>> BEGIN MATERIALS PROVIDED
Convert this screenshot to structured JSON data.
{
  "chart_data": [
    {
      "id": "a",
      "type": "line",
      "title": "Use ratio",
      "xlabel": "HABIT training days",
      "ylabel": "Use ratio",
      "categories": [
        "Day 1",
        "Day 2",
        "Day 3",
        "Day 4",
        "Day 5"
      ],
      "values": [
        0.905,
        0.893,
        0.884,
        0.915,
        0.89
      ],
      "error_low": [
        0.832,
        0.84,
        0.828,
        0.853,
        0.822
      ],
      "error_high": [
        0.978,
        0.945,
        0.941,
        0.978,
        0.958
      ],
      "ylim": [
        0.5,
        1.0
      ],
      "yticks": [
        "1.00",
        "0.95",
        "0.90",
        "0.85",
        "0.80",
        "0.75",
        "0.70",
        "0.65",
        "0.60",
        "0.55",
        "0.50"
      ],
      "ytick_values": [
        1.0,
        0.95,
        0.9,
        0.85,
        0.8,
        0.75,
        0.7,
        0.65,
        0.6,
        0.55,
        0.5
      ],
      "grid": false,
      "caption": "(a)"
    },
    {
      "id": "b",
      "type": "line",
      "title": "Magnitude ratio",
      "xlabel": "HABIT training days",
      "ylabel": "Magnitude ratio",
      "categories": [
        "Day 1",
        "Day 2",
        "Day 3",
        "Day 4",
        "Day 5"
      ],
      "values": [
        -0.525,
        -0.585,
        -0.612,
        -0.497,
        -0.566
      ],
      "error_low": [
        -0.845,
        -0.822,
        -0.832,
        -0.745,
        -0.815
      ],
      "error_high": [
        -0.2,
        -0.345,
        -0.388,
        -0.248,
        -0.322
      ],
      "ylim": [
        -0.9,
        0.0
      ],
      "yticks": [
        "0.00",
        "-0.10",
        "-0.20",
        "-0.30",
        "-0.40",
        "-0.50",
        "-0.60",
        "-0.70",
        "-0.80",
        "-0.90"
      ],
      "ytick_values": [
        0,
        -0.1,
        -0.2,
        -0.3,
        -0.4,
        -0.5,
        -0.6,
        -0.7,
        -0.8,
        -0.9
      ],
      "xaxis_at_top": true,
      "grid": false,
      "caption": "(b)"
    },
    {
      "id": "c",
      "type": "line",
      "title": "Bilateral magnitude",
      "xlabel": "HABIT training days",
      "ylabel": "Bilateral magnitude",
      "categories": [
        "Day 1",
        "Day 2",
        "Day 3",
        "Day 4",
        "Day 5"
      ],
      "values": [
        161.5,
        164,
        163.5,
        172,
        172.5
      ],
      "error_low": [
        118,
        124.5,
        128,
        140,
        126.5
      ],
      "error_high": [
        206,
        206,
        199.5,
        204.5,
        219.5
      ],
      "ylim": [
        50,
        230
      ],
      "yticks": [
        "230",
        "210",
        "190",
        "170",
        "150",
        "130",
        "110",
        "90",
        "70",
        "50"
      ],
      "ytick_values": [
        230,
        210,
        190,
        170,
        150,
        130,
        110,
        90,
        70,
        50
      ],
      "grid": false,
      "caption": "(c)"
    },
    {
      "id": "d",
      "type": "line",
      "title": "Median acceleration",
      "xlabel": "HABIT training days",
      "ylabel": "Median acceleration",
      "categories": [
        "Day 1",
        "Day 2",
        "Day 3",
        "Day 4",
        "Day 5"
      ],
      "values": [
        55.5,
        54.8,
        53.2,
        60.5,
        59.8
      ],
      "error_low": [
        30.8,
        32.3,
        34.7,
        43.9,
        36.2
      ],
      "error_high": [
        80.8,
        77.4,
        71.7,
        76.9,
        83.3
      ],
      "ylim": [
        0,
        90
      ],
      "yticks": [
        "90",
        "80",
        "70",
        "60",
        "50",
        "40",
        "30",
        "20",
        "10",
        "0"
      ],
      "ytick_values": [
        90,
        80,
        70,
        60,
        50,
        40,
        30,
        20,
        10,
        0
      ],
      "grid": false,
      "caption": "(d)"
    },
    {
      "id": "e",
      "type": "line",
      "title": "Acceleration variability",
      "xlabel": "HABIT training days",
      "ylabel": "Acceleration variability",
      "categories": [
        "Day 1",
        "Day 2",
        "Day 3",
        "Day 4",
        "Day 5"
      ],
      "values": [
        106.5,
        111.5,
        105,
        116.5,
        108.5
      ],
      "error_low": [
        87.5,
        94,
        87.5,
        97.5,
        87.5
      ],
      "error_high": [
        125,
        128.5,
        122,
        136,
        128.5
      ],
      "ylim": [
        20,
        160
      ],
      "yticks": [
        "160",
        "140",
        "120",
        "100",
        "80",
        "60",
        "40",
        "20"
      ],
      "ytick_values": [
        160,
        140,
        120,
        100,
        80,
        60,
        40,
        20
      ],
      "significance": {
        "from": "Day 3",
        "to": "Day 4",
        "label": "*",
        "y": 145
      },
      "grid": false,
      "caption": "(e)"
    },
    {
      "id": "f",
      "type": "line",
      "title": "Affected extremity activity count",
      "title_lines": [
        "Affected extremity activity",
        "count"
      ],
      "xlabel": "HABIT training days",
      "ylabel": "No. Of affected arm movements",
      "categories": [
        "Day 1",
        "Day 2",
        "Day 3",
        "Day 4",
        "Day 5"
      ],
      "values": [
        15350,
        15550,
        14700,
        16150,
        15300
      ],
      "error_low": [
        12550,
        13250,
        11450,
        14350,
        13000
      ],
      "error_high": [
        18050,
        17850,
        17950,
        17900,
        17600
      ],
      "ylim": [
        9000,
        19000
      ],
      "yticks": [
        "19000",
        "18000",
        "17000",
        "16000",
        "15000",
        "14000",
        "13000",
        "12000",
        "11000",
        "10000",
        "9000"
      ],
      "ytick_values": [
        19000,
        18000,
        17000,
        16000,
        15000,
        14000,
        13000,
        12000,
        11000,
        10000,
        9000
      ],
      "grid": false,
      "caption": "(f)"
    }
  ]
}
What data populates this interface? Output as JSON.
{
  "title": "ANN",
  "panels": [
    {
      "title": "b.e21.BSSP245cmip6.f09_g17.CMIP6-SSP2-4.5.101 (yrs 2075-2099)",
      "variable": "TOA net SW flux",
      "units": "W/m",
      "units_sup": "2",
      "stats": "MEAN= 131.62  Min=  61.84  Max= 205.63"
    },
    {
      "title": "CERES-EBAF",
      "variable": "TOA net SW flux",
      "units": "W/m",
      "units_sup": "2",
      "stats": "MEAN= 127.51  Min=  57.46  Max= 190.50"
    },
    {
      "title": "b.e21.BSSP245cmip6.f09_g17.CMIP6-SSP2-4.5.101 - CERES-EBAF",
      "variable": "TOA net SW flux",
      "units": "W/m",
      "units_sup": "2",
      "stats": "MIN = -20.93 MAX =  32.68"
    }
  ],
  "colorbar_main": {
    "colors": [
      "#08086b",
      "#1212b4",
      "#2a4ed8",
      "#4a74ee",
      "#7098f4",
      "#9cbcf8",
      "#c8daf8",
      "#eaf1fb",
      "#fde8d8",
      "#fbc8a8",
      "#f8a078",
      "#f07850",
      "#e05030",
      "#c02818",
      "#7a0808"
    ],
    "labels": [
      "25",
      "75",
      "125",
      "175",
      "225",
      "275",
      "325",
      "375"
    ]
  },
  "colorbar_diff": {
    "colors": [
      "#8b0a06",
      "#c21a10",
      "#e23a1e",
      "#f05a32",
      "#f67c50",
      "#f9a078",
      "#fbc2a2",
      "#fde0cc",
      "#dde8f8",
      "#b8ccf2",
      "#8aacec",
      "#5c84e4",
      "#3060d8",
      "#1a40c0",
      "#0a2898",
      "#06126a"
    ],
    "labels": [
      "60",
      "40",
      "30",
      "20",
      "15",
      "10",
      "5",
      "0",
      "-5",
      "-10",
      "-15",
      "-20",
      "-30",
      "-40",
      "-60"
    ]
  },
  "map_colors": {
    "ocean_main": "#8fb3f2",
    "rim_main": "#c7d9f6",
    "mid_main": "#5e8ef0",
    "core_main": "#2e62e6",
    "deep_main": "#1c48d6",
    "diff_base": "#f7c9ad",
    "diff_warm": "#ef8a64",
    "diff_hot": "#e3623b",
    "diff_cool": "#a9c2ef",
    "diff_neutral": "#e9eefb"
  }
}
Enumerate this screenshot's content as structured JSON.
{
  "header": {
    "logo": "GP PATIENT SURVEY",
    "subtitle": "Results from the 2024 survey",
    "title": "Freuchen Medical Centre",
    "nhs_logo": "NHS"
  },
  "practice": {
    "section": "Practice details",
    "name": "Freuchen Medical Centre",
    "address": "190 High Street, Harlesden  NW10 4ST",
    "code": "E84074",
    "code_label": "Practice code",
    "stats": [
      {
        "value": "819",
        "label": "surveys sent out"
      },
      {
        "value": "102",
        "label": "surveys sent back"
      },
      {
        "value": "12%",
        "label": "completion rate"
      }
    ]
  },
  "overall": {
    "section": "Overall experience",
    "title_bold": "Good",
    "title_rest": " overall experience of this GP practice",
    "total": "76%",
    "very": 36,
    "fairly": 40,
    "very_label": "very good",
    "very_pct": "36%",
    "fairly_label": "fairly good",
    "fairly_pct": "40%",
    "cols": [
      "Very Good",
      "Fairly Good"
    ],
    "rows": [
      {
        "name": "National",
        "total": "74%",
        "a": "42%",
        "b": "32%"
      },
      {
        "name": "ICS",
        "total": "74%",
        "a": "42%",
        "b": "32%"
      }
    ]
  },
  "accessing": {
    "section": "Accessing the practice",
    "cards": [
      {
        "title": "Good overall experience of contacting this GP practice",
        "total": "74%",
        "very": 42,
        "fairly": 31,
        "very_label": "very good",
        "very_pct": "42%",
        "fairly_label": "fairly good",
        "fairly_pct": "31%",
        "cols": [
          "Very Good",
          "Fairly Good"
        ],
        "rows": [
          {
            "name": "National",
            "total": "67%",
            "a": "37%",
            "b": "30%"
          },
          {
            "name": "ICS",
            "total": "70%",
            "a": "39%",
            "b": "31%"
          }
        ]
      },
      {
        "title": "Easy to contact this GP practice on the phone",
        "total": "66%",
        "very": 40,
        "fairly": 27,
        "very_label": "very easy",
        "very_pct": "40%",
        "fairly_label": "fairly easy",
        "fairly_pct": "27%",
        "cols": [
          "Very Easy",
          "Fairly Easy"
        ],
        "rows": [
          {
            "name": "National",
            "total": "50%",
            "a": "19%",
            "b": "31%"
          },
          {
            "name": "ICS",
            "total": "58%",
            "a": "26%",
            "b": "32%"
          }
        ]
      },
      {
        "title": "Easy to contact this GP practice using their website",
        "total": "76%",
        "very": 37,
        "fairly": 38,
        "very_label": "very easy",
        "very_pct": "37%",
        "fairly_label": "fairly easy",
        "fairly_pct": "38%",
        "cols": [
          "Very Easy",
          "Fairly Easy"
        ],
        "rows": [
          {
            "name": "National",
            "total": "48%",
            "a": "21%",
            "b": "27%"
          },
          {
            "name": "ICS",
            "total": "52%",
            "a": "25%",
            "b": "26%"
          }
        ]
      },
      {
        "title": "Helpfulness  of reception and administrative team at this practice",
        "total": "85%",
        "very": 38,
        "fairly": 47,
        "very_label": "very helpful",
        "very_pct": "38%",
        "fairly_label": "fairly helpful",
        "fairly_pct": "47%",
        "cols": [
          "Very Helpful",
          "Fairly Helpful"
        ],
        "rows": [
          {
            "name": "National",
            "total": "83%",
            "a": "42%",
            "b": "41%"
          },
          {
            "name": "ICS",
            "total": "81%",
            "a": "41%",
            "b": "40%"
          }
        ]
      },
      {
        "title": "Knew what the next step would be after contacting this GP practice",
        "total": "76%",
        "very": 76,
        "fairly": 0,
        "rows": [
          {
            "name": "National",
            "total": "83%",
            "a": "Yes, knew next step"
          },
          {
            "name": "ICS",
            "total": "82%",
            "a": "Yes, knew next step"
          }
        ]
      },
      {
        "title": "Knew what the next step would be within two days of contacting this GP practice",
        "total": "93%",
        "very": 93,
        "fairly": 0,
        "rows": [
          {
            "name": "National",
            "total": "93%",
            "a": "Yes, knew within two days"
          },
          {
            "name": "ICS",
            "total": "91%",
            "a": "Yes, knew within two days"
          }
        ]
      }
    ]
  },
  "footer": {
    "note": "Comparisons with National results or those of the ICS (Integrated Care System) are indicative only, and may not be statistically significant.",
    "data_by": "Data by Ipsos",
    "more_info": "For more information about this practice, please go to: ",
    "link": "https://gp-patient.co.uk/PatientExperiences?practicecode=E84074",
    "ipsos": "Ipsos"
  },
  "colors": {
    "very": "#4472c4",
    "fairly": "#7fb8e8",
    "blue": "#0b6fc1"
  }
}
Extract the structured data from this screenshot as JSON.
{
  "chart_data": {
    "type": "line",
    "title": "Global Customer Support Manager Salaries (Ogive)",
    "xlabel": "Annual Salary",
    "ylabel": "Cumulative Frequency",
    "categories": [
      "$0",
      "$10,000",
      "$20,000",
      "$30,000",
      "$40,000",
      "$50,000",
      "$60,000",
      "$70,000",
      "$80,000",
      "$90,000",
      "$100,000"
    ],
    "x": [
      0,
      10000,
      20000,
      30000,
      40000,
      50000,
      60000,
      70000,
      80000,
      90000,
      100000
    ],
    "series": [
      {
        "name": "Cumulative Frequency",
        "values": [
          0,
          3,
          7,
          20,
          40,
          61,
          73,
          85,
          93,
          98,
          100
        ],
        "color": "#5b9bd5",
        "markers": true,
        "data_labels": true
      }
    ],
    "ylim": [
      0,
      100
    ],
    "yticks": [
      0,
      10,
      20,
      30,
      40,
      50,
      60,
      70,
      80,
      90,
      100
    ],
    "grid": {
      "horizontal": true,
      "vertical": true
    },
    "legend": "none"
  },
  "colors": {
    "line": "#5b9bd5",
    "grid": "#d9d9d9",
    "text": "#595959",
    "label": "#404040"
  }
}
>> END MATERIALS PROVIDED
**THE EXERCISE:**
Quote only the lines from the line containing "Extract the structured" through the end of the entries, keeping the first and the last.

**RESPONSE:**
Extract the structured data from this screenshot as JSON.
{
  "chart_data": {
    "type": "line",
    "title": "Global Customer Support Manager Salaries (Ogive)",
    "xlabel": "Annual Salary",
    "ylabel": "Cumulative Frequency",
    "categories": [
      "$0",
      "$10,000",
      "$20,000",
      "$30,000",
      "$40,000",
      "$50,000",
      "$60,000",
      "$70,000",
      "$80,000",
      "$90,000",
      "$100,000"
    ],
    "x": [
      0,
      10000,
      20000,
      30000,
      40000,
      50000,
      60000,
      70000,
      80000,
      90000,
      100000
    ],
    "series": [
      {
        "name": "Cumulative Frequency",
        "values": [
          0,
          3,
          7,
          20,
          40,
          61,
          73,
          85,
          93,
          98,
          100
        ],
        "color": "#5b9bd5",
        "markers": true,
        "data_labels": true
      }
    ],
    "ylim": [
      0,
      100
    ],
    "yticks": [
      0,
      10,
      20,
      30,
      40,
      50,
      60,
      70,
      80,
      90,
      100
    ],
    "grid": {
      "horizontal": true,
      "vertical": true
    },
    "legend": "none"
  },
  "colors": {
    "line": "#5b9bd5",
    "grid": "#d9d9d9",
    "text": "#595959",
    "label": "#404040"
  }
}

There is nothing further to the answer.